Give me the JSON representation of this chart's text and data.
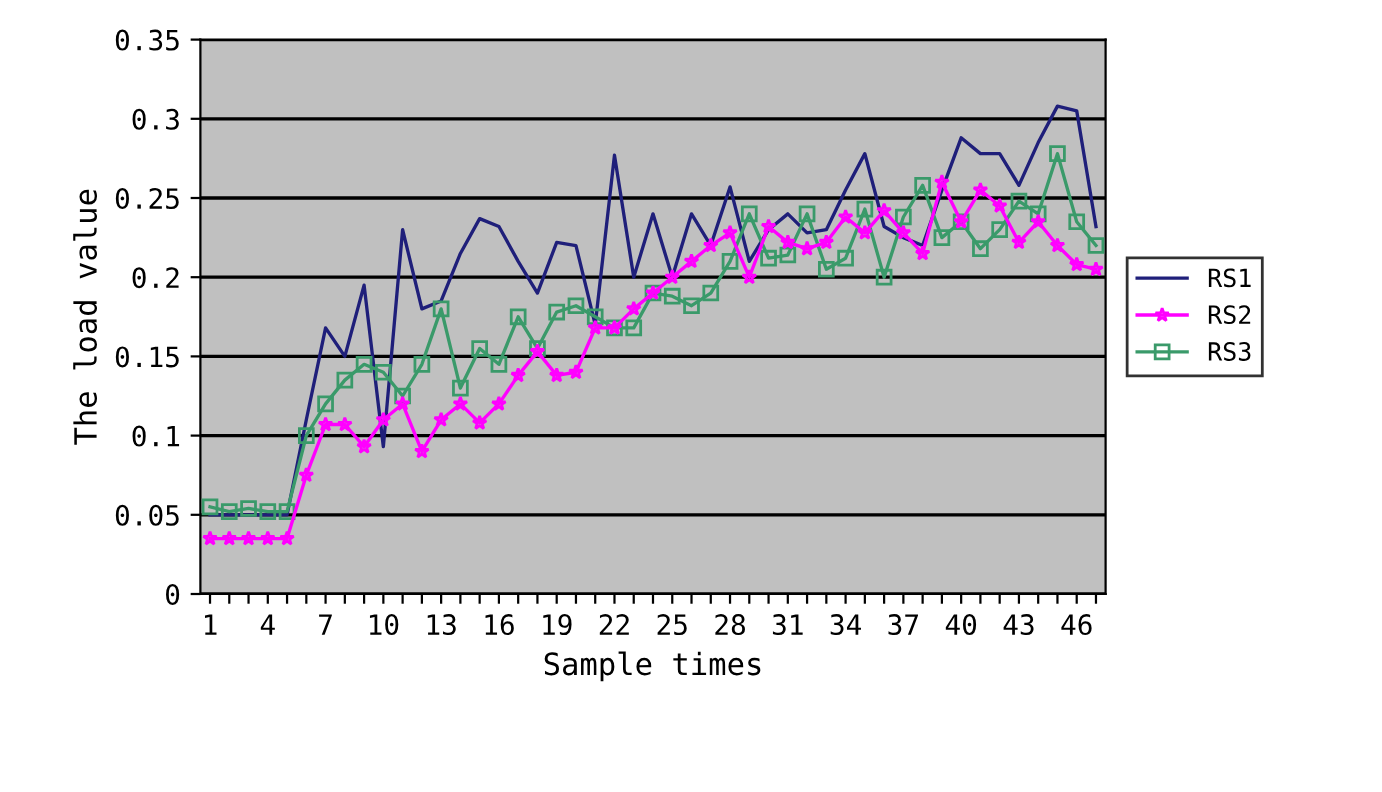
{
  "chart_data": {
    "type": "line",
    "xlabel": "Sample times",
    "ylabel": "The load value",
    "categories": [
      "1",
      null,
      null,
      "4",
      null,
      null,
      "7",
      null,
      null,
      "10",
      null,
      null,
      "13",
      null,
      null,
      "16",
      null,
      null,
      "19",
      null,
      null,
      "22",
      null,
      null,
      "25",
      null,
      null,
      "28",
      null,
      null,
      "31",
      null,
      null,
      "34",
      null,
      null,
      "37",
      null,
      null,
      "40",
      null,
      null,
      "43",
      null,
      null,
      "46",
      null
    ],
    "series": [
      {
        "name": "RS1",
        "color": "#1f1f7a",
        "marker": "none",
        "values": [
          0.05,
          0.05,
          0.05,
          0.05,
          0.05,
          0.11,
          0.168,
          0.15,
          0.195,
          0.093,
          0.23,
          0.18,
          0.185,
          0.215,
          0.237,
          0.232,
          0.21,
          0.19,
          0.222,
          0.22,
          0.17,
          0.277,
          0.2,
          0.24,
          0.2,
          0.24,
          0.22,
          0.257,
          0.21,
          0.23,
          0.24,
          0.228,
          0.23,
          0.255,
          0.278,
          0.232,
          0.225,
          0.22,
          0.255,
          0.288,
          0.278,
          0.278,
          0.258,
          0.285,
          0.308,
          0.305,
          0.232
        ]
      },
      {
        "name": "RS2",
        "color": "#ff00ff",
        "marker": "star",
        "values": [
          0.035,
          0.035,
          0.035,
          0.035,
          0.035,
          0.075,
          0.107,
          0.107,
          0.093,
          0.11,
          0.12,
          0.09,
          0.11,
          0.12,
          0.108,
          0.12,
          0.138,
          0.153,
          0.138,
          0.14,
          0.168,
          0.168,
          0.18,
          0.19,
          0.2,
          0.21,
          0.22,
          0.228,
          0.2,
          0.232,
          0.222,
          0.218,
          0.222,
          0.238,
          0.228,
          0.242,
          0.228,
          0.215,
          0.26,
          0.235,
          0.255,
          0.245,
          0.222,
          0.235,
          0.22,
          0.208,
          0.205
        ]
      },
      {
        "name": "RS3",
        "color": "#3a9a6a",
        "marker": "square",
        "values": [
          0.055,
          0.052,
          0.054,
          0.052,
          0.052,
          0.1,
          0.12,
          0.135,
          0.145,
          0.14,
          0.125,
          0.145,
          0.18,
          0.13,
          0.155,
          0.145,
          0.175,
          0.155,
          0.178,
          0.182,
          0.175,
          0.168,
          0.168,
          0.19,
          0.188,
          0.182,
          0.19,
          0.21,
          0.24,
          0.212,
          0.214,
          0.24,
          0.205,
          0.212,
          0.243,
          0.2,
          0.238,
          0.258,
          0.225,
          0.235,
          0.218,
          0.23,
          0.248,
          0.24,
          0.278,
          0.235,
          0.22
        ]
      }
    ],
    "ylim": [
      0,
      0.35
    ],
    "yticks": [
      0,
      {
        "value": 0.05,
        "label": "0.05"
      },
      {
        "value": 0.1,
        "label": "0.1"
      },
      {
        "value": 0.15,
        "label": "0.15"
      },
      {
        "value": 0.2,
        "label": "0.2"
      },
      {
        "value": 0.25,
        "label": "0.25"
      },
      {
        "value": 0.3,
        "label": "0.3"
      },
      {
        "value": 0.35,
        "label": "0.35"
      }
    ],
    "grid": "y",
    "legend": "right"
  }
}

※ ※ ※

#### Directions for this task
Pictures are not part of the copy; reproduce everything else in the records exactly.

#### The output
Give me the JSON representation of this chart's text and data.
{
  "chart_data": {
    "type": "line",
    "xlabel": "Sample times",
    "ylabel": "The load value",
    "categories": [
      "1",
      null,
      null,
      "4",
      null,
      null,
      "7",
      null,
      null,
      "10",
      null,
      null,
      "13",
      null,
      null,
      "16",
      null,
      null,
      "19",
      null,
      null,
      "22",
      null,
      null,
      "25",
      null,
      null,
      "28",
      null,
      null,
      "31",
      null,
      null,
      "34",
      null,
      null,
      "37",
      null,
      null,
      "40",
      null,
      null,
      "43",
      null,
      null,
      "46",
      null
    ],
    "series": [
      {
        "name": "RS1",
        "color": "#1f1f7a",
        "marker": "none",
        "values": [
          0.05,
          0.05,
          0.05,
          0.05,
          0.05,
          0.11,
          0.168,
          0.15,
          0.195,
          0.093,
          0.23,
          0.18,
          0.185,
          0.215,
          0.237,
          0.232,
          0.21,
          0.19,
          0.222,
          0.22,
          0.17,
          0.277,
          0.2,
          0.24,
          0.2,
          0.24,
          0.22,
          0.257,
          0.21,
          0.23,
          0.24,
          0.228,
          0.23,
          0.255,
          0.278,
          0.232,
          0.225,
          0.22,
          0.255,
          0.288,
          0.278,
          0.278,
          0.258,
          0.285,
          0.308,
          0.305,
          0.232
        ]
      },
      {
        "name": "RS2",
        "color": "#ff00ff",
        "marker": "star",
        "values": [
          0.035,
          0.035,
          0.035,
          0.035,
          0.035,
          0.075,
          0.107,
          0.107,
          0.093,
          0.11,
          0.12,
          0.09,
          0.11,
          0.12,
          0.108,
          0.12,
          0.138,
          0.153,
          0.138,
          0.14,
          0.168,
          0.168,
          0.18,
          0.19,
          0.2,
          0.21,
          0.22,
          0.228,
          0.2,
          0.232,
          0.222,
          0.218,
          0.222,
          0.238,
          0.228,
          0.242,
          0.228,
          0.215,
          0.26,
          0.235,
          0.255,
          0.245,
          0.222,
          0.235,
          0.22,
          0.208,
          0.205
        ]
      },
      {
        "name": "RS3",
        "color": "#3a9a6a",
        "marker": "square",
        "values": [
          0.055,
          0.052,
          0.054,
          0.052,
          0.052,
          0.1,
          0.12,
          0.135,
          0.145,
          0.14,
          0.125,
          0.145,
          0.18,
          0.13,
          0.155,
          0.145,
          0.175,
          0.155,
          0.178,
          0.182,
          0.175,
          0.168,
          0.168,
          0.19,
          0.188,
          0.182,
          0.19,
          0.21,
          0.24,
          0.212,
          0.214,
          0.24,
          0.205,
          0.212,
          0.243,
          0.2,
          0.238,
          0.258,
          0.225,
          0.235,
          0.218,
          0.23,
          0.248,
          0.24,
          0.278,
          0.235,
          0.22
        ]
      }
    ],
    "ylim": [
      0,
      0.35
    ],
    "yticks": [
      0,
      {
        "value": 0.05,
        "label": "0.05"
      },
      {
        "value": 0.1,
        "label": "0.1"
      },
      {
        "value": 0.15,
        "label": "0.15"
      },
      {
        "value": 0.2,
        "label": "0.2"
      },
      {
        "value": 0.25,
        "label": "0.25"
      },
      {
        "value": 0.3,
        "label": "0.3"
      },
      {
        "value": 0.35,
        "label": "0.35"
      }
    ],
    "grid": "y",
    "legend": "right"
  }
}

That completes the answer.